*Written request*:
Print the whole listing exactly.

*Dataset rows*:

....................

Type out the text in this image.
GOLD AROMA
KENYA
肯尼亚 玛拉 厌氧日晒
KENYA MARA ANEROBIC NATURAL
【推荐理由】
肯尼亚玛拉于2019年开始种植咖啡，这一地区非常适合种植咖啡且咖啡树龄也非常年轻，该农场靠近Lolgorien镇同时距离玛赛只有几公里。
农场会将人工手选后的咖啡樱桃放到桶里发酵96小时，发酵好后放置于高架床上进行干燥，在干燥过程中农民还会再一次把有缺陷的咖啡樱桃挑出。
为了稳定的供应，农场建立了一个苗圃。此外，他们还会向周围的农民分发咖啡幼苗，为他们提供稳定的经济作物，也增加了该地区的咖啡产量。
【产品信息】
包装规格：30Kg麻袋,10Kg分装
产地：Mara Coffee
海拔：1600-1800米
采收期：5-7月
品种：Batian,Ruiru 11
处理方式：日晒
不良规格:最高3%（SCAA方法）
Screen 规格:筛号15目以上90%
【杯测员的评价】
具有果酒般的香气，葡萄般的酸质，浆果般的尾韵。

....................

*Expected answer*:
Type out the text in this image.
GOLD AROMA
KENYA
肯尼亚 玛拉 厌氧日晒
KENYA MARA ANEROBIC NATURAL
【推荐理由】
肯尼亚玛拉于2019年开始种植咖啡，这一地区非常适合种植咖啡且咖啡树龄也非常年轻，该农场靠近Lolgorien镇同时距离玛赛只有几公里。
农场会将人工手选后的咖啡樱桃放到桶里发酵96小时，发酵好后放置于高架床上进行干燥，在干燥过程中农民还会再一次把有缺陷的咖啡樱桃挑出。
为了稳定的供应，农场建立了一个苗圃。此外，他们还会向周围的农民分发咖啡幼苗，为他们提供稳定的经济作物，也增加了该地区的咖啡产量。
【产品信息】
包装规格：30Kg麻袋,10Kg分装
产地：Mara Coffee
海拔：1600-1800米
采收期：5-7月
品种：Batian,Ruiru 11
处理方式：日晒
不良规格:最高3%（SCAA方法）
Screen 规格:筛号15目以上90%
【杯测员的评价】
具有果酒般的香气，葡萄般的酸质，浆果般的尾韵。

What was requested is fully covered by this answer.